_TO DO_
Return the listing below exactly, with the pictures dropped.

Recorded data
※ ※ ※

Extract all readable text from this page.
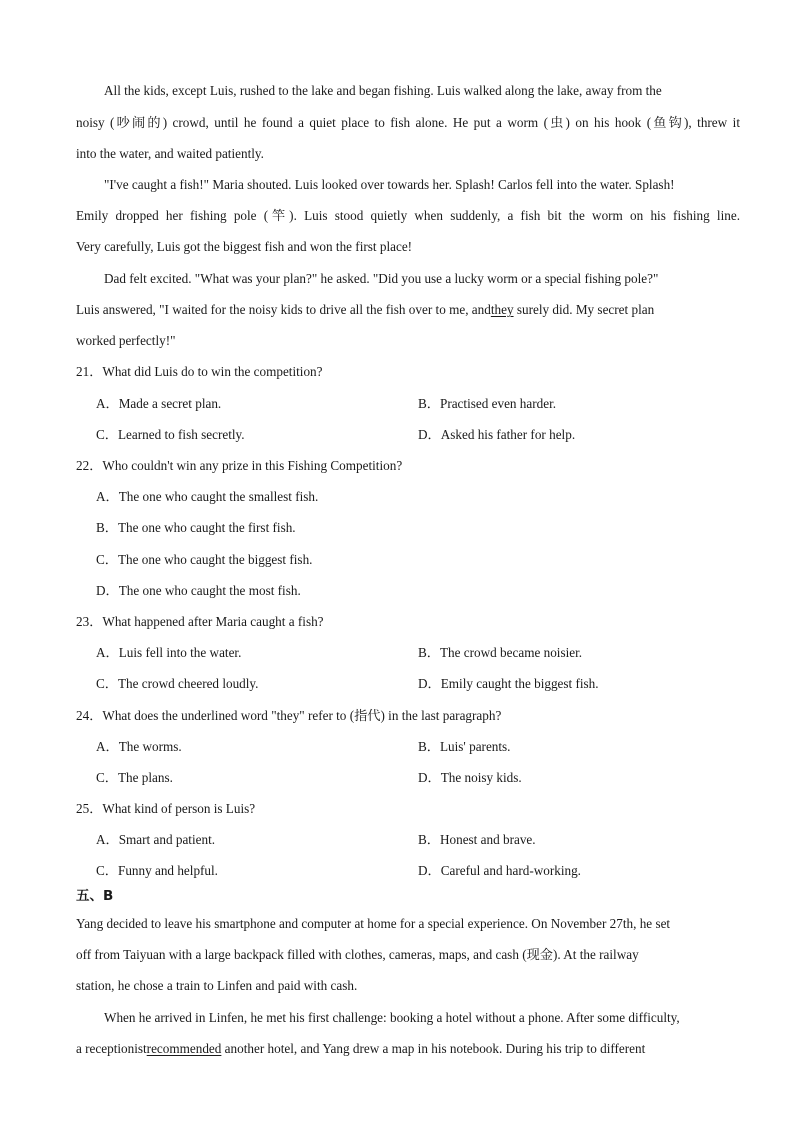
All the kids, except Luis, rushed to the lake and began fishing. Luis walked along the lake, away from the
noisy (吵闹的) crowd, until he found a quiet place to fish alone. He put a worm (虫) on his hook (鱼钩), threw it
into the water, and waited patiently.
"I've caught a fish!" Maria shouted. Luis looked over towards her. Splash! Carlos fell into the water. Splash!
Emily dropped her fishing pole (竿). Luis stood quietly when suddenly, a fish bit the worm on his fishing line.
Very carefully, Luis got the biggest fish and won the first place!
Dad felt excited. "What was your plan?" he asked. "Did you use a lucky worm or a special fishing pole?"
Luis answered, "I waited for the noisy kids to drive all the fish over to me, andthey surely did. My secret plan
worked perfectly!"
21．What did Luis do to win the competition?
A．Made a secret plan.	B．Practised even harder.
C．Learned to fish secretly.	D．Asked his father for help.
22．Who couldn't win any prize in this Fishing Competition?
A．The one who caught the smallest fish.
B．The one who caught the first fish.
C．The one who caught the biggest fish.
D．The one who caught the most fish.
23．What happened after Maria caught a fish?
A．Luis fell into the water.	B．The crowd became noisier.
C．The crowd cheered loudly.	D．Emily caught the biggest fish.
24．What does the underlined word "they" refer to (指代) in the last paragraph?
A．The worms.	B．Luis' parents.
C．The plans.	D．The noisy kids.
25．What kind of person is Luis?
A．Smart and patient.	B．Honest and brave.
C．Funny and helpful.	D．Careful and hard-working.
五、B
Yang decided to leave his smartphone and computer at home for a special experience. On November 27th, he set
off from Taiyuan with a large backpack filled with clothes, cameras, maps, and cash (现金). At the railway
station, he chose a train to Linfen and paid with cash.
When he arrived in Linfen, he met his first challenge: booking a hotel without a phone. After some difficulty,
a receptionistrecommended another hotel, and Yang drew a map in his notebook. During his trip to different
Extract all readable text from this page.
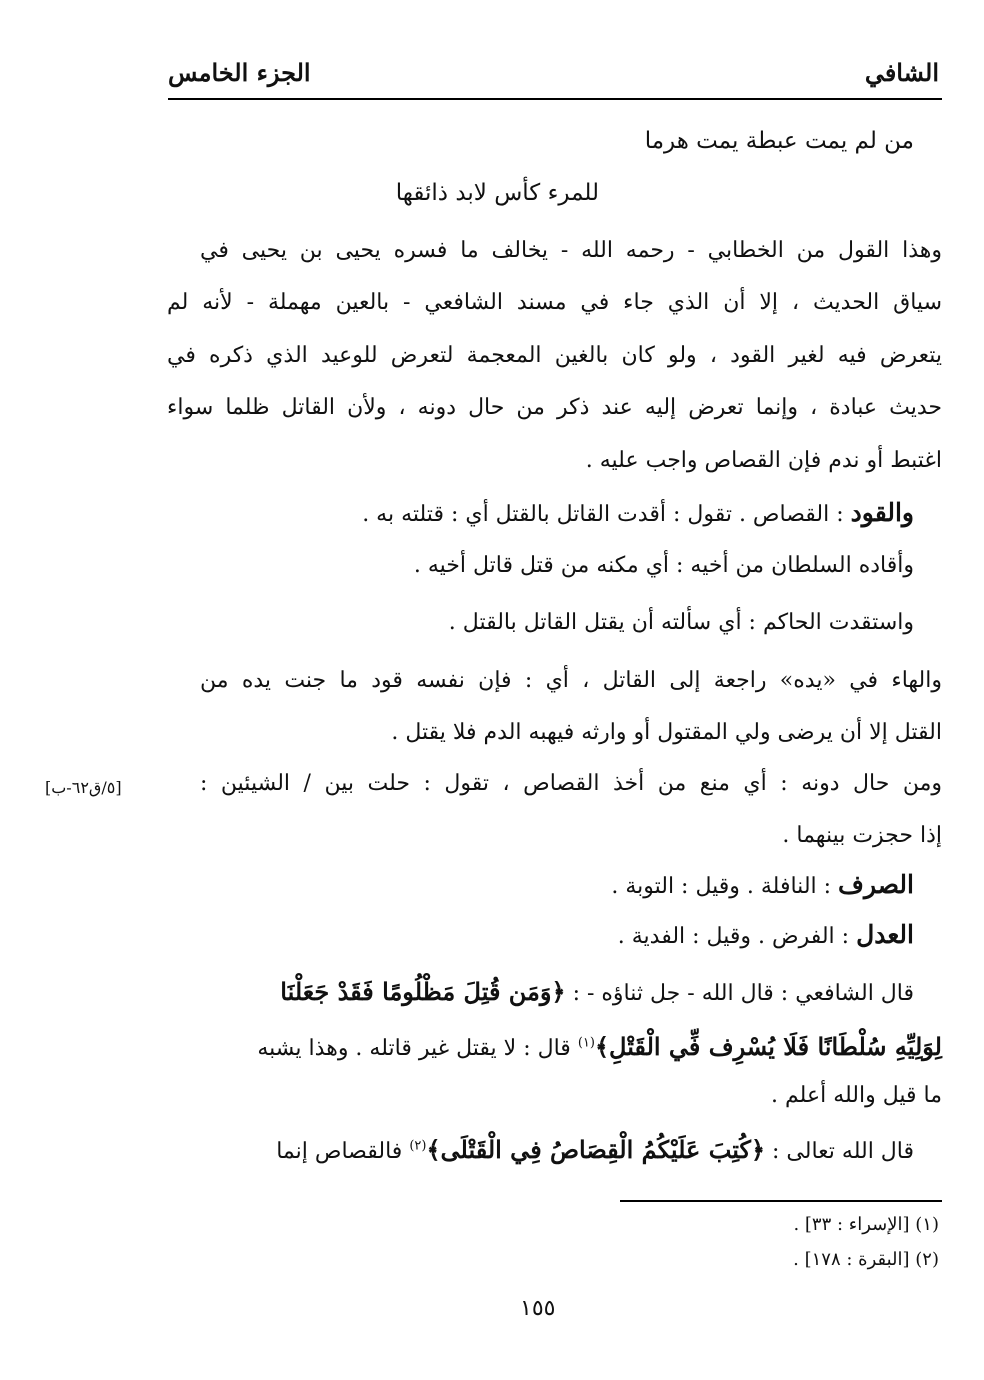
الشافي
الجزء الخامس
من لم يمت عبطة يمت هرما
للمرء كأس لابد ذائقها
وهذا القول من الخطابي - رحمه الله - يخالف ما فسره يحيى بن يحيى في
سياق الحديث ، إلا أن الذي جاء في مسند الشافعي - بالعين مهملة - لأنه لم
يتعرض فيه لغير القود ، ولو كان بالغين المعجمة لتعرض للوعيد الذي ذكره في
حديث عبادة ، وإنما تعرض إليه عند ذكر من حال دونه ، ولأن القاتل ظلما سواء
اغتبط أو ندم فإن القصاص واجب عليه .
والقود : القصاص . تقول : أقدت القاتل بالقتل أي : قتلته به .
وأقاده السلطان من أخيه : أي مكنه من قتل قاتل أخيه .
واستقدت الحاكم : أي سألته أن يقتل القاتل بالقتل .
والهاء في «يده» راجعة إلى القاتل ، أي : فإن نفسه قود ما جنت يده من
القتل إلا أن يرضى ولي المقتول أو وارثه فيهبه الدم فلا يقتل .
ومن حال دونه : أي منع من أخذ القصاص ، تقول : حلت بين / الشيئين :
إذا حجزت بينهما .
[٥/ق٦٢-ب]
الصرف : النافلة . وقيل : التوبة .
العدل : الفرض . وقيل : الفدية .
قال الشافعي : قال الله - جل ثناؤه - : ﴿وَمَن قُتِلَ مَظْلُومًا فَقَدْ جَعَلْنَا
لِوَلِيِّهِ سُلْطَانًا فَلَا يُسْرِف فِّي الْقَتْلِ﴾$^{(١)}$ قال : لا يقتل غير قاتله . وهذا يشبه
ما قيل والله أعلم .
قال الله تعالى : ﴿كُتِبَ عَلَيْكُمُ الْقِصَاصُ فِي الْقَتْلَى﴾$^{(٢)}$ فالقصاص إنما
(١) [الإسراء : ٣٣] .
(٢) [البقرة : ١٧٨] .
١٥٥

※ ※ ※

_PROBLEM SOLUTION_
Extract all readable text from this page.
All the kids, except Luis, rushed to the lake and began fishing. Luis walked along the lake, away from the
noisy (吵闹的) crowd, until he found a quiet place to fish alone. He put a worm (虫) on his hook (鱼钩), threw it
into the water, and waited patiently.
"I've caught a fish!" Maria shouted. Luis looked over towards her. Splash! Carlos fell into the water. Splash!
Emily dropped her fishing pole (竿). Luis stood quietly when suddenly, a fish bit the worm on his fishing line.
Very carefully, Luis got the biggest fish and won the first place!
Dad felt excited. "What was your plan?" he asked. "Did you use a lucky worm or a special fishing pole?"
Luis answered, "I waited for the noisy kids to drive all the fish over to me, andthey surely did. My secret plan
worked perfectly!"
21．What did Luis do to win the competition?
A．Made a secret plan.	B．Practised even harder.
C．Learned to fish secretly.	D．Asked his father for help.
22．Who couldn't win any prize in this Fishing Competition?
A．The one who caught the smallest fish.
B．The one who caught the first fish.
C．The one who caught the biggest fish.
D．The one who caught the most fish.
23．What happened after Maria caught a fish?
A．Luis fell into the water.	B．The crowd became noisier.
C．The crowd cheered loudly.	D．Emily caught the biggest fish.
24．What does the underlined word "they" refer to (指代) in the last paragraph?
A．The worms.	B．Luis' parents.
C．The plans.	D．The noisy kids.
25．What kind of person is Luis?
A．Smart and patient.	B．Honest and brave.
C．Funny and helpful.	D．Careful and hard-working.
五、B
Yang decided to leave his smartphone and computer at home for a special experience. On November 27th, he set
off from Taiyuan with a large backpack filled with clothes, cameras, maps, and cash (现金). At the railway
station, he chose a train to Linfen and paid with cash.
When he arrived in Linfen, he met his first challenge: booking a hotel without a phone. After some difficulty,
a receptionistrecommended another hotel, and Yang drew a map in his notebook. During his trip to different
Extract all readable text from this page.
الشافي
الجزء الخامس
من لم يمت عبطة يمت هرما
للمرء كأس لابد ذائقها
وهذا القول من الخطابي - رحمه الله - يخالف ما فسره يحيى بن يحيى في
سياق الحديث ، إلا أن الذي جاء في مسند الشافعي - بالعين مهملة - لأنه لم
يتعرض فيه لغير القود ، ولو كان بالغين المعجمة لتعرض للوعيد الذي ذكره في
حديث عبادة ، وإنما تعرض إليه عند ذكر من حال دونه ، ولأن القاتل ظلما سواء
اغتبط أو ندم فإن القصاص واجب عليه .
والقود : القصاص . تقول : أقدت القاتل بالقتل أي : قتلته به .
وأقاده السلطان من أخيه : أي مكنه من قتل قاتل أخيه .
واستقدت الحاكم : أي سألته أن يقتل القاتل بالقتل .
والهاء في «يده» راجعة إلى القاتل ، أي : فإن نفسه قود ما جنت يده من
القتل إلا أن يرضى ولي المقتول أو وارثه فيهبه الدم فلا يقتل .
ومن حال دونه : أي منع من أخذ القصاص ، تقول : حلت بين / الشيئين :
إذا حجزت بينهما .
[٥/ق٦٢-ب]
الصرف : النافلة . وقيل : التوبة .
العدل : الفرض . وقيل : الفدية .
قال الشافعي : قال الله - جل ثناؤه - : ﴿وَمَن قُتِلَ مَظْلُومًا فَقَدْ جَعَلْنَا
لِوَلِيِّهِ سُلْطَانًا فَلَا يُسْرِف فِّي الْقَتْلِ﴾$^{(١)}$ قال : لا يقتل غير قاتله . وهذا يشبه
ما قيل والله أعلم .
قال الله تعالى : ﴿كُتِبَ عَلَيْكُمُ الْقِصَاصُ فِي الْقَتْلَى﴾$^{(٢)}$ فالقصاص إنما
(١) [الإسراء : ٣٣] .
(٢) [البقرة : ١٧٨] .
١٥٥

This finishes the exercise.